**Work to be completed:** All entries below are to be set down again, identical to the source.

**Data in this exercise:**
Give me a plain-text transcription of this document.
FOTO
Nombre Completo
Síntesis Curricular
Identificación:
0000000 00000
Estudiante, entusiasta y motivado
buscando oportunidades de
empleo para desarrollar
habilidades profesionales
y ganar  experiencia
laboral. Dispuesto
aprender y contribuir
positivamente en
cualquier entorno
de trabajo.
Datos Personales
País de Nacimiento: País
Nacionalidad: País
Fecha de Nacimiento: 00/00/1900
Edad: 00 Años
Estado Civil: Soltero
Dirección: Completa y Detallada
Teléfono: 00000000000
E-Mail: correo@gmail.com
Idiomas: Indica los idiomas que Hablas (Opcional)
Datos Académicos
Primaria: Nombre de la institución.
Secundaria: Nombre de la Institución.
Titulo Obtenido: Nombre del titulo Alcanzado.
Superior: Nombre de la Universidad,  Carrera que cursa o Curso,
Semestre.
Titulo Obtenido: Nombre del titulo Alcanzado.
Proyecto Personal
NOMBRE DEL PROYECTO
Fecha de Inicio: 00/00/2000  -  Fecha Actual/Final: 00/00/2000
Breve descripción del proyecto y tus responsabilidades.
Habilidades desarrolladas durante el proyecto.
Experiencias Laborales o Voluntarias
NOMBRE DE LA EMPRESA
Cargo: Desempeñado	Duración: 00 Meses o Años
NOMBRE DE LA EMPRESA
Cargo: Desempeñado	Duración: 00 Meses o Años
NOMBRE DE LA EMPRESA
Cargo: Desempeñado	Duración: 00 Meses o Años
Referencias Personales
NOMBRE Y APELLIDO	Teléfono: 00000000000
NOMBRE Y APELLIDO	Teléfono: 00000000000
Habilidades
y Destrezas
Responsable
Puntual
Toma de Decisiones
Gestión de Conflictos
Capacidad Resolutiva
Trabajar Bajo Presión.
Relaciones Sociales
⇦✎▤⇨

**Result of the exercise:**
Give me a plain-text transcription of this document.
FOTO
Nombre Completo
Síntesis Curricular
Identificación:
0000000 00000
Estudiante, entusiasta y motivado
buscando oportunidades de
empleo para desarrollar
habilidades profesionales
y ganar  experiencia
laboral. Dispuesto
aprender y contribuir
positivamente en
cualquier entorno
de trabajo.
Datos Personales
País de Nacimiento: País
Nacionalidad: País
Fecha de Nacimiento: 00/00/1900
Edad: 00 Años
Estado Civil: Soltero
Dirección: Completa y Detallada
Teléfono: 00000000000
E-Mail: correo@gmail.com
Idiomas: Indica los idiomas que Hablas (Opcional)
Datos Académicos
Primaria: Nombre de la institución.
Secundaria: Nombre de la Institución.
Titulo Obtenido: Nombre del titulo Alcanzado.
Superior: Nombre de la Universidad,  Carrera que cursa o Curso,
Semestre.
Titulo Obtenido: Nombre del titulo Alcanzado.
Proyecto Personal
NOMBRE DEL PROYECTO
Fecha de Inicio: 00/00/2000  -  Fecha Actual/Final: 00/00/2000
Breve descripción del proyecto y tus responsabilidades.
Habilidades desarrolladas durante el proyecto.
Experiencias Laborales o Voluntarias
NOMBRE DE LA EMPRESA
Cargo: Desempeñado	Duración: 00 Meses o Años
NOMBRE DE LA EMPRESA
Cargo: Desempeñado	Duración: 00 Meses o Años
NOMBRE DE LA EMPRESA
Cargo: Desempeñado	Duración: 00 Meses o Años
Referencias Personales
NOMBRE Y APELLIDO	Teléfono: 00000000000
NOMBRE Y APELLIDO	Teléfono: 00000000000
Habilidades
y Destrezas
Responsable
Puntual
Toma de Decisiones
Gestión de Conflictos
Capacidad Resolutiva
Trabajar Bajo Presión.
Relaciones Sociales
⇦✎▤⇨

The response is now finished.